* _PROMPT_
Copy the items from the start through the line containing "right-tick-label: 0 — [671, 464, 681, 482]", changing "x-tick-label" to "x-axis-label" and leaving everything else the same. Give only those lines.

++++++

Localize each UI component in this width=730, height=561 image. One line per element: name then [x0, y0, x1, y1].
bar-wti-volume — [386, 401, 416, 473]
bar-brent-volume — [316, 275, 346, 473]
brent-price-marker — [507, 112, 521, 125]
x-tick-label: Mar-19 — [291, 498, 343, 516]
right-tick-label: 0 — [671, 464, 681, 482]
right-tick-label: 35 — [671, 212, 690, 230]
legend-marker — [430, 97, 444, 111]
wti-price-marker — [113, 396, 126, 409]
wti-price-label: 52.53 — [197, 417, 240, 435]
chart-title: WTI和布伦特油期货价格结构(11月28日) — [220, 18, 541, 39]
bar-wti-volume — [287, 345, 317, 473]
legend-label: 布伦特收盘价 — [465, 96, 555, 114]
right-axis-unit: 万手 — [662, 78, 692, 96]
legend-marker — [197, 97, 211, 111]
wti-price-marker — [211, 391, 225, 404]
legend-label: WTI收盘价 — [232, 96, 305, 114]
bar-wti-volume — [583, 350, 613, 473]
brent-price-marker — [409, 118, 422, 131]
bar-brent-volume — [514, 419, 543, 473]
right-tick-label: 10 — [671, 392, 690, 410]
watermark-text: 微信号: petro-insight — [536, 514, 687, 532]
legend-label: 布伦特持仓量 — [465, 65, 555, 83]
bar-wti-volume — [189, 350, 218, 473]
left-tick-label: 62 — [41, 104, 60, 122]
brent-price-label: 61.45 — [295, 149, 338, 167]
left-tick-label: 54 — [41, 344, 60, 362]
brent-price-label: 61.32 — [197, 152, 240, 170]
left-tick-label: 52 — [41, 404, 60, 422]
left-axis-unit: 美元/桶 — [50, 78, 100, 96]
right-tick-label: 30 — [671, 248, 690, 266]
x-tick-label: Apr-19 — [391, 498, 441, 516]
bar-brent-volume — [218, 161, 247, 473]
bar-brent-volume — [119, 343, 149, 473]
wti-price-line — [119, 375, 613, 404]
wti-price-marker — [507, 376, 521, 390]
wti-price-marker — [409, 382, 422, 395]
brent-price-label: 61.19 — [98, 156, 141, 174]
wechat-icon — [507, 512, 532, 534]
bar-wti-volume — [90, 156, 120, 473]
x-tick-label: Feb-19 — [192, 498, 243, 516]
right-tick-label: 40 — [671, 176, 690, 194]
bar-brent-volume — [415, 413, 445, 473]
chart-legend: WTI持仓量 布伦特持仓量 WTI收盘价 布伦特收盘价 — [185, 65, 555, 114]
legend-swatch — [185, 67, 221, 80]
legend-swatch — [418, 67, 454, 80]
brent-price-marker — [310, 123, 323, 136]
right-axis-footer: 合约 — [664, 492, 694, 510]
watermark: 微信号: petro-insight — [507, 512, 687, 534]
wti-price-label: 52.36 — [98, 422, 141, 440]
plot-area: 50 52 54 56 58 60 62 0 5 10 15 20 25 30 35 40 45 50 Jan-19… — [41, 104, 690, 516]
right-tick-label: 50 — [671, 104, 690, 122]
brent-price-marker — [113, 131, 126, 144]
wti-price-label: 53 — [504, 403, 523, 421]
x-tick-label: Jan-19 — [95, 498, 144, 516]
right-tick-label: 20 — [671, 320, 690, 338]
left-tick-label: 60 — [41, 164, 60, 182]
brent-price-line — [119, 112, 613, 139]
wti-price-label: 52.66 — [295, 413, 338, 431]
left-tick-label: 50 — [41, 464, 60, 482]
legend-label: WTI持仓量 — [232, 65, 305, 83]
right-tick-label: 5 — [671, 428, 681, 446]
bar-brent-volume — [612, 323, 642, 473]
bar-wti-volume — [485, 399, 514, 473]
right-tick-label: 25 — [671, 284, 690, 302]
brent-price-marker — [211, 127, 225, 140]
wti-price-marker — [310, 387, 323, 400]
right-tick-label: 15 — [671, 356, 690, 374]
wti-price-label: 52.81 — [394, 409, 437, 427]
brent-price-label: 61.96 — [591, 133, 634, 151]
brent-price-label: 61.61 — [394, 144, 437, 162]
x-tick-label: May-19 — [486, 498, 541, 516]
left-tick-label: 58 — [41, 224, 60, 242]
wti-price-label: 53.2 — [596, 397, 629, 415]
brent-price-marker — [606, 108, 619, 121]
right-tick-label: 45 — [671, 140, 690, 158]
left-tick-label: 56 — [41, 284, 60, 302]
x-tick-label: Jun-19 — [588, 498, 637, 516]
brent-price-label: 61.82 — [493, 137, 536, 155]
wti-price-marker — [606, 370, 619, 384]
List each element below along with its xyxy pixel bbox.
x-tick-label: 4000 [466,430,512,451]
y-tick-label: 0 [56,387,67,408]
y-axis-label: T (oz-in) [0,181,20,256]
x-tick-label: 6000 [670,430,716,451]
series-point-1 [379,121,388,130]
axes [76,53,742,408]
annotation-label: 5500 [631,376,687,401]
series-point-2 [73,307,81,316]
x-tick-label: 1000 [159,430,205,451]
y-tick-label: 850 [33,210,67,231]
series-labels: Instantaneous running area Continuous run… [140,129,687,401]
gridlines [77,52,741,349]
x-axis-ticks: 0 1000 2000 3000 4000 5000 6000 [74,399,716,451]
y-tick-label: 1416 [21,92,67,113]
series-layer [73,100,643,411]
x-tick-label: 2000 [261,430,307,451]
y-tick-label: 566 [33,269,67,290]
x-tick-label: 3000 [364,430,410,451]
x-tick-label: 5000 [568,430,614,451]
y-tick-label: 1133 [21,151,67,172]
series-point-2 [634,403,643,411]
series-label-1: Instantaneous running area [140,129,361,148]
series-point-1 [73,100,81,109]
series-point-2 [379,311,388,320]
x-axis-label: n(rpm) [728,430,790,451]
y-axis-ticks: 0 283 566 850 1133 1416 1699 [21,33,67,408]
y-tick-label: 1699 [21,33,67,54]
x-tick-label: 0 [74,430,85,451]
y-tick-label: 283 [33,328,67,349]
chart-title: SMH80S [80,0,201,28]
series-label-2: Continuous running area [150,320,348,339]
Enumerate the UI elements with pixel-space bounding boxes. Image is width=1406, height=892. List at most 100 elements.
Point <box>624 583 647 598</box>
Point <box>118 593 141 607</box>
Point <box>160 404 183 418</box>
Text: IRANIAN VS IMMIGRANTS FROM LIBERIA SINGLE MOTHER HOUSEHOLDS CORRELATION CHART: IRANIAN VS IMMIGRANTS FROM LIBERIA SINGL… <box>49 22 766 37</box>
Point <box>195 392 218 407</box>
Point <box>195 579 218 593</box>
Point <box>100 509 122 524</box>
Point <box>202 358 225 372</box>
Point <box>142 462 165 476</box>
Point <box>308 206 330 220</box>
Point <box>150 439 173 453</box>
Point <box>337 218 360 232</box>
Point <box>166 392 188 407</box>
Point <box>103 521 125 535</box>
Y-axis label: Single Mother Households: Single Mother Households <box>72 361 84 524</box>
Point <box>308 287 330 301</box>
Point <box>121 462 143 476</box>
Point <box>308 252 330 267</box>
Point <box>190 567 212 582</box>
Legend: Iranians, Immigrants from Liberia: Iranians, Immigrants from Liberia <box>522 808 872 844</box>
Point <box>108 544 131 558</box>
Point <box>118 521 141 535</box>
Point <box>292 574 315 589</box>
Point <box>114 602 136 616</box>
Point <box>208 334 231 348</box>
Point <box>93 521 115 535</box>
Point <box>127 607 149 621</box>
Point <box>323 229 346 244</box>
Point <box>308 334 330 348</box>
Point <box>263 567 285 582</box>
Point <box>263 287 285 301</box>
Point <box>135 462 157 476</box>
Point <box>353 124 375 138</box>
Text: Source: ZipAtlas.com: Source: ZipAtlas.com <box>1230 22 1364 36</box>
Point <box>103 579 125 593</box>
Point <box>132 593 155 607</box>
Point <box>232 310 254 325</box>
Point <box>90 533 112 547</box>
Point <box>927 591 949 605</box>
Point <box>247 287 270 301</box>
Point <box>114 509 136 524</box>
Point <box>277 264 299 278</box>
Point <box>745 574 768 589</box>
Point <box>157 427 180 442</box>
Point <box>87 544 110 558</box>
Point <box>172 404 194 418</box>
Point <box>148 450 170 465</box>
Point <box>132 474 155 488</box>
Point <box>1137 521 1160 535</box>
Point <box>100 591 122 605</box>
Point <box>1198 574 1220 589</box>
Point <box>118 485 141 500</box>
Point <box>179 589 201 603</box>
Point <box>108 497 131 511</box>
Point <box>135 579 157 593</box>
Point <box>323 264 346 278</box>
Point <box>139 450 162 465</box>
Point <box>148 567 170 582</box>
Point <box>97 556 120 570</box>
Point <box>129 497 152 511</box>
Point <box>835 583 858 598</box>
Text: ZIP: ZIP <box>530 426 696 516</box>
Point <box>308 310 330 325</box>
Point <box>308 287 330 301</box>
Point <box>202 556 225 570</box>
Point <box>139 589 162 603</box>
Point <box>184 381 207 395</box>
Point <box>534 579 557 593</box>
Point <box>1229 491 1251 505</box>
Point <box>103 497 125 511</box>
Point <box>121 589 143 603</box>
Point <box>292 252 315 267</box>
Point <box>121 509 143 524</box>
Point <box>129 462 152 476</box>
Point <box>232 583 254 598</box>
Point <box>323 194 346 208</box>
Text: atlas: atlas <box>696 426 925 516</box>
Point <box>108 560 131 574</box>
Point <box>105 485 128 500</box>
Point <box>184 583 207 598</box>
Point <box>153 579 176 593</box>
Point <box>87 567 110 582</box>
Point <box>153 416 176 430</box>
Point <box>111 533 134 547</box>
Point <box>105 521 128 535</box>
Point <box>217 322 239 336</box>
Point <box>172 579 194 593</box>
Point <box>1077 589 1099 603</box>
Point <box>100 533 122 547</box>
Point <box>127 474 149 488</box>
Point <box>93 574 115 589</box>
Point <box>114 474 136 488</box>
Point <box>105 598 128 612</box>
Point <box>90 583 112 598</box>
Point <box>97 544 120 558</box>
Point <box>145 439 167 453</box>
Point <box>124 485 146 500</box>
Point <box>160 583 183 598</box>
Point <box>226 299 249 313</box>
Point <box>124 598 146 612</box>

++++++

* _CORRECT OUTPUT_
Localize each UI component in this width=730, height=561 image. One line per element: name then [x0, y0, x1, y1].
bar-wti-volume — [386, 401, 416, 473]
bar-brent-volume — [316, 275, 346, 473]
brent-price-marker — [507, 112, 521, 125]
x-axis-label: Mar-19 — [291, 498, 343, 516]
right-tick-label: 0 — [671, 464, 681, 482]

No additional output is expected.